■ **Exercise brief**:
Your task is to output all the records below, word for word.

■ **Information supplied**:
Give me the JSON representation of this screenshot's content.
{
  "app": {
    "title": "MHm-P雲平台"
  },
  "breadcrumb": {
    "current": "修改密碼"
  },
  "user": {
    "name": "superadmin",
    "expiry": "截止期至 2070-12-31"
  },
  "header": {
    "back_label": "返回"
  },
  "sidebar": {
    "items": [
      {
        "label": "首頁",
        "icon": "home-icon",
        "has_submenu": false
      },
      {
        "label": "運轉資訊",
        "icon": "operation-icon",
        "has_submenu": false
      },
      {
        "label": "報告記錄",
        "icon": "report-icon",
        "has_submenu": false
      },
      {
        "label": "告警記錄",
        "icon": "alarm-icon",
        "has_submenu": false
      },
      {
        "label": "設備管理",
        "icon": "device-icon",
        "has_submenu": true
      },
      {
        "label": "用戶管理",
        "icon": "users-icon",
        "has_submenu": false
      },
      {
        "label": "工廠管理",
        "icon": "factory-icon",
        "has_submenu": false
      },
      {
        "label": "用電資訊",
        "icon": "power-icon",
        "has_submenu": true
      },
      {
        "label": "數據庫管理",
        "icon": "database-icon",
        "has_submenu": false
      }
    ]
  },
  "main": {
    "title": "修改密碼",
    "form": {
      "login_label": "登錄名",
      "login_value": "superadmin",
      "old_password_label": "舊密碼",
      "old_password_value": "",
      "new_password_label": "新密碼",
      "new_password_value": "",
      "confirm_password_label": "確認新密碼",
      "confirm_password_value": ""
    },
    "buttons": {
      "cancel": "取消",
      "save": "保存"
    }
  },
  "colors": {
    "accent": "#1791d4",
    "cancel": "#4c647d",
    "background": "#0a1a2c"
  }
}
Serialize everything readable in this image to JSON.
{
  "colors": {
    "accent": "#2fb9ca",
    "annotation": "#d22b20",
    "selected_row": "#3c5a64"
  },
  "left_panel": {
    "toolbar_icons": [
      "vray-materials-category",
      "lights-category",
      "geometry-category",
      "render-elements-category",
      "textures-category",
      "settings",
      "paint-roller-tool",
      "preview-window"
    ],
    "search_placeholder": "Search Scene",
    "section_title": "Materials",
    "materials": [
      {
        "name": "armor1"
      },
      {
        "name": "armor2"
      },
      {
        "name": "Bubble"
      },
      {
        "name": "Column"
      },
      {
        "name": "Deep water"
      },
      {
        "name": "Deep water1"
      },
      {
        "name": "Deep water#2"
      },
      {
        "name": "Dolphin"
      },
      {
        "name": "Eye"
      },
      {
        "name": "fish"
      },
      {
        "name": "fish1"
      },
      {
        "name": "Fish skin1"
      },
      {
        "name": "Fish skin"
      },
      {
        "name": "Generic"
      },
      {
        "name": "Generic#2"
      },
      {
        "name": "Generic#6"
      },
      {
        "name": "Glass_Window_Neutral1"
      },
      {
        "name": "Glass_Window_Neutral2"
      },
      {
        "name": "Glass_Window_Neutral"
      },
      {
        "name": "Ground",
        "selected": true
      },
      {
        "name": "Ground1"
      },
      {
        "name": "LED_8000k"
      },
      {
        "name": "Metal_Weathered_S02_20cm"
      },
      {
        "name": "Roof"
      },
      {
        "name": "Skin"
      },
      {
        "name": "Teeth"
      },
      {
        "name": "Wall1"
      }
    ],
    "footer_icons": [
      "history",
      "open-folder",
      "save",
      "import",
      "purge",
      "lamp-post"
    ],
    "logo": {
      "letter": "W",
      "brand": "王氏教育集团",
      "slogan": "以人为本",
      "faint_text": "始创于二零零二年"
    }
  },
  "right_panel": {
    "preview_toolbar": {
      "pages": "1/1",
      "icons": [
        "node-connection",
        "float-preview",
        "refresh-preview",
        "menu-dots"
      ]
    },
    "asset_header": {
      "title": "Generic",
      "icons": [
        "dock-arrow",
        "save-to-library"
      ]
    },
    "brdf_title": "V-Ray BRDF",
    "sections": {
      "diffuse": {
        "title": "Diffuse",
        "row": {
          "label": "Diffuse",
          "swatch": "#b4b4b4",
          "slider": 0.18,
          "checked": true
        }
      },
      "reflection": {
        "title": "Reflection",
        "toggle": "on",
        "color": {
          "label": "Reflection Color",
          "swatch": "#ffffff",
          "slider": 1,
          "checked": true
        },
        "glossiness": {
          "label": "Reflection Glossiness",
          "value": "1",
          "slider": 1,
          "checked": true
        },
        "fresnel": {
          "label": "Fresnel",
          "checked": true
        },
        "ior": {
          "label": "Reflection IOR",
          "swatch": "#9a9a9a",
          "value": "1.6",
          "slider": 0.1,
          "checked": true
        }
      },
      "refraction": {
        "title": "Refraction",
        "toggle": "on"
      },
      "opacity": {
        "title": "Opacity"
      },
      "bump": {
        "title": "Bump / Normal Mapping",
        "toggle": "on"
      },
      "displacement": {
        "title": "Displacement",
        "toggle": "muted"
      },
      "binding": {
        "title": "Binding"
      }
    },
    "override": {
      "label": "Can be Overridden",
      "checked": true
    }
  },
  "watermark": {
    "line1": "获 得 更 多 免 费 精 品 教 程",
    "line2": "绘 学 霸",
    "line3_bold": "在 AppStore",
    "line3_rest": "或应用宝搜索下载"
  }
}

■ **In response**:
Give me the JSON representation of this screenshot's content.
{
  "app": {
    "title": "MHm-P雲平台"
  },
  "breadcrumb": {
    "current": "修改密碼"
  },
  "user": {
    "name": "superadmin",
    "expiry": "截止期至 2070-12-31"
  },
  "header": {
    "back_label": "返回"
  },
  "sidebar": {
    "items": [
      {
        "label": "首頁",
        "icon": "home-icon",
        "has_submenu": false
      },
      {
        "label": "運轉資訊",
        "icon": "operation-icon",
        "has_submenu": false
      },
      {
        "label": "報告記錄",
        "icon": "report-icon",
        "has_submenu": false
      },
      {
        "label": "告警記錄",
        "icon": "alarm-icon",
        "has_submenu": false
      },
      {
        "label": "設備管理",
        "icon": "device-icon",
        "has_submenu": true
      },
      {
        "label": "用戶管理",
        "icon": "users-icon",
        "has_submenu": false
      },
      {
        "label": "工廠管理",
        "icon": "factory-icon",
        "has_submenu": false
      },
      {
        "label": "用電資訊",
        "icon": "power-icon",
        "has_submenu": true
      },
      {
        "label": "數據庫管理",
        "icon": "database-icon",
        "has_submenu": false
      }
    ]
  },
  "main": {
    "title": "修改密碼",
    "form": {
      "login_label": "登錄名",
      "login_value": "superadmin",
      "old_password_label": "舊密碼",
      "old_password_value": "",
      "new_password_label": "新密碼",
      "new_password_value": "",
      "confirm_password_label": "確認新密碼",
      "confirm_password_value": ""
    },
    "buttons": {
      "cancel": "取消",
      "save": "保存"
    }
  },
  "colors": {
    "accent": "#1791d4",
    "cancel": "#4c647d",
    "background": "#0a1a2c"
  }
}
Serialize everything readable in this image to JSON.
{
  "colors": {
    "accent": "#2fb9ca",
    "annotation": "#d22b20",
    "selected_row": "#3c5a64"
  },
  "left_panel": {
    "toolbar_icons": [
      "vray-materials-category",
      "lights-category",
      "geometry-category",
      "render-elements-category",
      "textures-category",
      "settings",
      "paint-roller-tool",
      "preview-window"
    ],
    "search_placeholder": "Search Scene",
    "section_title": "Materials",
    "materials": [
      {
        "name": "armor1"
      },
      {
        "name": "armor2"
      },
      {
        "name": "Bubble"
      },
      {
        "name": "Column"
      },
      {
        "name": "Deep water"
      },
      {
        "name": "Deep water1"
      },
      {
        "name": "Deep water#2"
      },
      {
        "name": "Dolphin"
      },
      {
        "name": "Eye"
      },
      {
        "name": "fish"
      },
      {
        "name": "fish1"
      },
      {
        "name": "Fish skin1"
      },
      {
        "name": "Fish skin"
      },
      {
        "name": "Generic"
      },
      {
        "name": "Generic#2"
      },
      {
        "name": "Generic#6"
      },
      {
        "name": "Glass_Window_Neutral1"
      },
      {
        "name": "Glass_Window_Neutral2"
      },
      {
        "name": "Glass_Window_Neutral"
      },
      {
        "name": "Ground",
        "selected": true
      },
      {
        "name": "Ground1"
      },
      {
        "name": "LED_8000k"
      },
      {
        "name": "Metal_Weathered_S02_20cm"
      },
      {
        "name": "Roof"
      },
      {
        "name": "Skin"
      },
      {
        "name": "Teeth"
      },
      {
        "name": "Wall1"
      }
    ],
    "footer_icons": [
      "history",
      "open-folder",
      "save",
      "import",
      "purge",
      "lamp-post"
    ],
    "logo": {
      "letter": "W",
      "brand": "王氏教育集团",
      "slogan": "以人为本",
      "faint_text": "始创于二零零二年"
    }
  },
  "right_panel": {
    "preview_toolbar": {
      "pages": "1/1",
      "icons": [
        "node-connection",
        "float-preview",
        "refresh-preview",
        "menu-dots"
      ]
    },
    "asset_header": {
      "title": "Generic",
      "icons": [
        "dock-arrow",
        "save-to-library"
      ]
    },
    "brdf_title": "V-Ray BRDF",
    "sections": {
      "diffuse": {
        "title": "Diffuse",
        "row": {
          "label": "Diffuse",
          "swatch": "#b4b4b4",
          "slider": 0.18,
          "checked": true
        }
      },
      "reflection": {
        "title": "Reflection",
        "toggle": "on",
        "color": {
          "label": "Reflection Color",
          "swatch": "#ffffff",
          "slider": 1,
          "checked": true
        },
        "glossiness": {
          "label": "Reflection Glossiness",
          "value": "1",
          "slider": 1,
          "checked": true
        },
        "fresnel": {
          "label": "Fresnel",
          "checked": true
        },
        "ior": {
          "label": "Reflection IOR",
          "swatch": "#9a9a9a",
          "value": "1.6",
          "slider": 0.1,
          "checked": true
        }
      },
      "refraction": {
        "title": "Refraction",
        "toggle": "on"
      },
      "opacity": {
        "title": "Opacity"
      },
      "bump": {
        "title": "Bump / Normal Mapping",
        "toggle": "on"
      },
      "displacement": {
        "title": "Displacement",
        "toggle": "muted"
      },
      "binding": {
        "title": "Binding"
      }
    },
    "override": {
      "label": "Can be Overridden",
      "checked": true
    }
  },
  "watermark": {
    "line1": "获 得 更 多 免 费 精 品 教 程",
    "line2": "绘 学 霸",
    "line3_bold": "在 AppStore",
    "line3_rest": "或应用宝搜索下载"
  }
}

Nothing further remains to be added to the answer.